> [Directions] Pictures stay out of the copy; set down each line of the listing below exactly.

> [Records provided]
—————

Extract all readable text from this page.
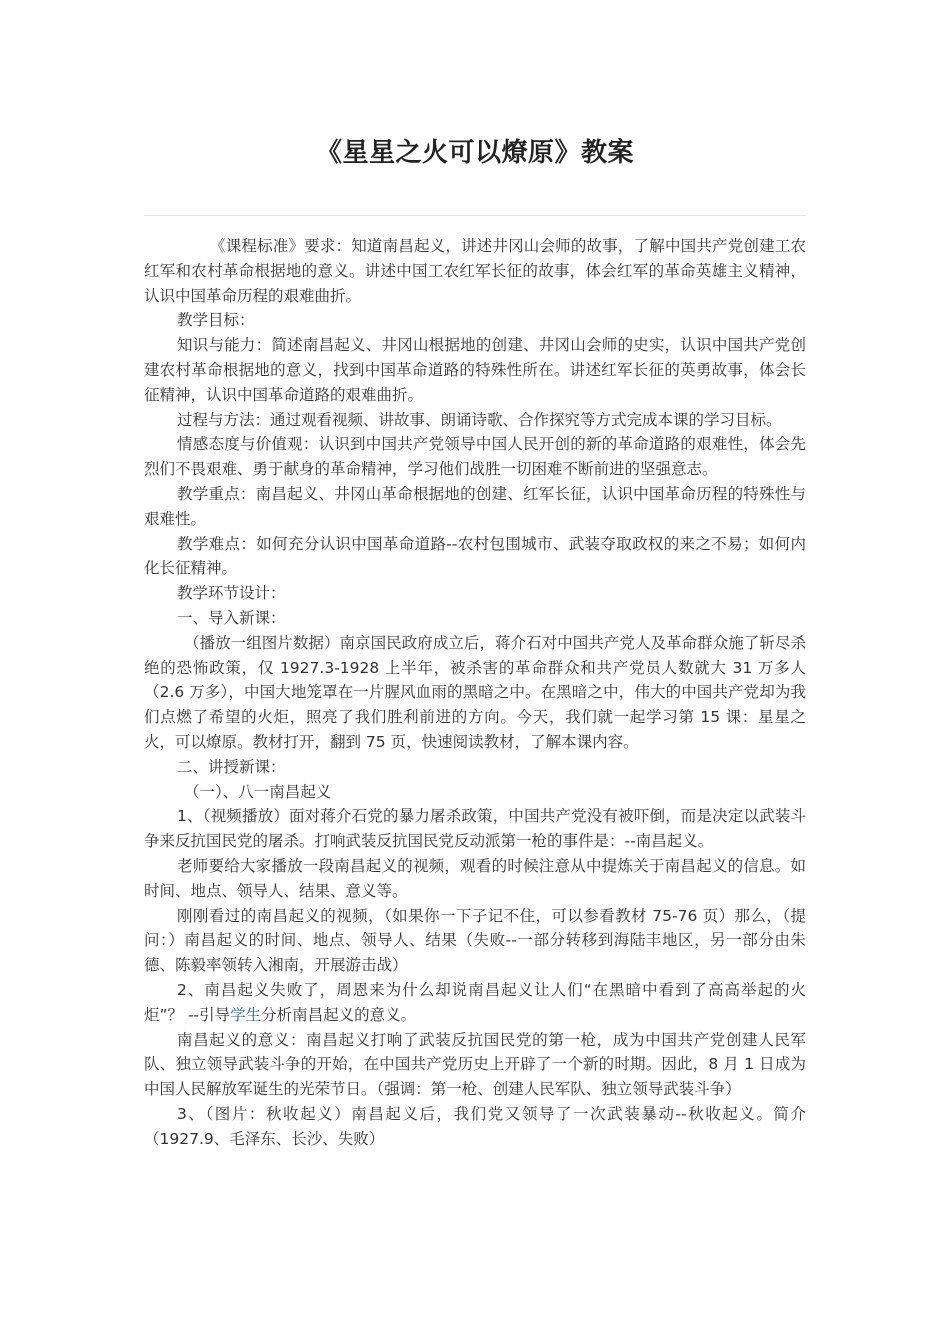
《星星之火可以燎原》教案

《课程标准》要求：知道南昌起义，讲述井冈山会师的故事，了解中国共产党创建工农红军和农村革命根据地的意义。讲述中国工农红军长征的故事，体会红军的革命英雄主义精神，认识中国革命历程的艰难曲折。

教学目标：

知识与能力：简述南昌起义、井冈山根据地的创建、井冈山会师的史实，认识中国共产党创建农村革命根据地的意义，找到中国革命道路的特殊性所在。讲述红军长征的英勇故事，体会长征精神，认识中国革命道路的艰难曲折。

过程与方法：通过观看视频、讲故事、朗诵诗歌、合作探究等方式完成本课的学习目标。

情感态度与价值观：认识到中国共产党领导中国人民开创的新的革命道路的艰难性，体会先烈们不畏艰难、勇于献身的革命精神，学习他们战胜一切困难不断前进的坚强意志。

教学重点：南昌起义、井冈山革命根据地的创建、红军长征，认识中国革命历程的特殊性与艰难性。

教学难点：如何充分认识中国革命道路--农村包围城市、武装夺取政权的来之不易；如何内化长征精神。

教学环节设计：

一、导入新课：

（播放一组图片数据）南京国民政府成立后，蒋介石对中国共产党人及革命群众施了斩尽杀绝的恐怖政策，仅 1927.3-1928 上半年，被杀害的革命群众和共产党员人数就大 31 万多人（2.6 万多），中国大地笼罩在一片腥风血雨的黑暗之中。在黑暗之中，伟大的中国共产党却为我们点燃了希望的火炬，照亮了我们胜利前进的方向。今天，我们就一起学习第 15 课：星星之火，可以燎原。教材打开，翻到 75 页，快速阅读教材，了解本课内容。

二、讲授新课：

（一）、八一南昌起义

1、（视频播放）面对蒋介石党的暴力屠杀政策，中国共产党没有被吓倒，而是决定以武装斗争来反抗国民党的屠杀。打响武装反抗国民党反动派第一枪的事件是：--南昌起义。

老师要给大家播放一段南昌起义的视频，观看的时候注意从中提炼关于南昌起义的信息。如时间、地点、领导人、结果、意义等。

刚刚看过的南昌起义的视频，（如果你一下子记不住，可以参看教材 75-76 页）那么，（提问：）南昌起义的时间、地点、领导人、结果（失败--一部分转移到海陆丰地区，另一部分由朱德、陈毅率领转入湘南，开展游击战）

2、南昌起义失败了，周恩来为什么却说南昌起义让人们“在黑暗中看到了高高举起的火炬”？ --引导学生分析南昌起义的意义。

南昌起义的意义：南昌起义打响了武装反抗国民党的第一枪，成为中国共产党创建人民军队、独立领导武装斗争的开始，在中国共产党历史上开辟了一个新的时期。因此，8 月 1 日成为中国人民解放军诞生的光荣节日。（强调：第一枪、创建人民军队、独立领导武装斗争）

3、（图片：秋收起义）南昌起义后，我们党又领导了一次武装暴动--秋收起义。简介（1927.9、毛泽东、长沙、失败）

—————

> [Answer for the task]
Extract all readable text from this page.
《星星之火可以燎原》教案

《课程标准》要求：知道南昌起义，讲述井冈山会师的故事，了解中国共产党创建工农红军和农村革命根据地的意义。讲述中国工农红军长征的故事，体会红军的革命英雄主义精神，认识中国革命历程的艰难曲折。

教学目标：

知识与能力：简述南昌起义、井冈山根据地的创建、井冈山会师的史实，认识中国共产党创建农村革命根据地的意义，找到中国革命道路的特殊性所在。讲述红军长征的英勇故事，体会长征精神，认识中国革命道路的艰难曲折。

过程与方法：通过观看视频、讲故事、朗诵诗歌、合作探究等方式完成本课的学习目标。

情感态度与价值观：认识到中国共产党领导中国人民开创的新的革命道路的艰难性，体会先烈们不畏艰难、勇于献身的革命精神，学习他们战胜一切困难不断前进的坚强意志。

教学重点：南昌起义、井冈山革命根据地的创建、红军长征，认识中国革命历程的特殊性与艰难性。

教学难点：如何充分认识中国革命道路--农村包围城市、武装夺取政权的来之不易；如何内化长征精神。

教学环节设计：

一、导入新课：

（播放一组图片数据）南京国民政府成立后，蒋介石对中国共产党人及革命群众施了斩尽杀绝的恐怖政策，仅 1927.3-1928 上半年，被杀害的革命群众和共产党员人数就大 31 万多人（2.6 万多），中国大地笼罩在一片腥风血雨的黑暗之中。在黑暗之中，伟大的中国共产党却为我们点燃了希望的火炬，照亮了我们胜利前进的方向。今天，我们就一起学习第 15 课：星星之火，可以燎原。教材打开，翻到 75 页，快速阅读教材，了解本课内容。

二、讲授新课：

（一）、八一南昌起义

1、（视频播放）面对蒋介石党的暴力屠杀政策，中国共产党没有被吓倒，而是决定以武装斗争来反抗国民党的屠杀。打响武装反抗国民党反动派第一枪的事件是：--南昌起义。

老师要给大家播放一段南昌起义的视频，观看的时候注意从中提炼关于南昌起义的信息。如时间、地点、领导人、结果、意义等。

刚刚看过的南昌起义的视频，（如果你一下子记不住，可以参看教材 75-76 页）那么，（提问：）南昌起义的时间、地点、领导人、结果（失败--一部分转移到海陆丰地区，另一部分由朱德、陈毅率领转入湘南，开展游击战）

2、南昌起义失败了，周恩来为什么却说南昌起义让人们“在黑暗中看到了高高举起的火炬”？ --引导学生分析南昌起义的意义。

南昌起义的意义：南昌起义打响了武装反抗国民党的第一枪，成为中国共产党创建人民军队、独立领导武装斗争的开始，在中国共产党历史上开辟了一个新的时期。因此，8 月 1 日成为中国人民解放军诞生的光荣节日。（强调：第一枪、创建人民军队、独立领导武装斗争）

3、（图片：秋收起义）南昌起义后，我们党又领导了一次武装暴动--秋收起义。简介（1927.9、毛泽东、长沙、失败）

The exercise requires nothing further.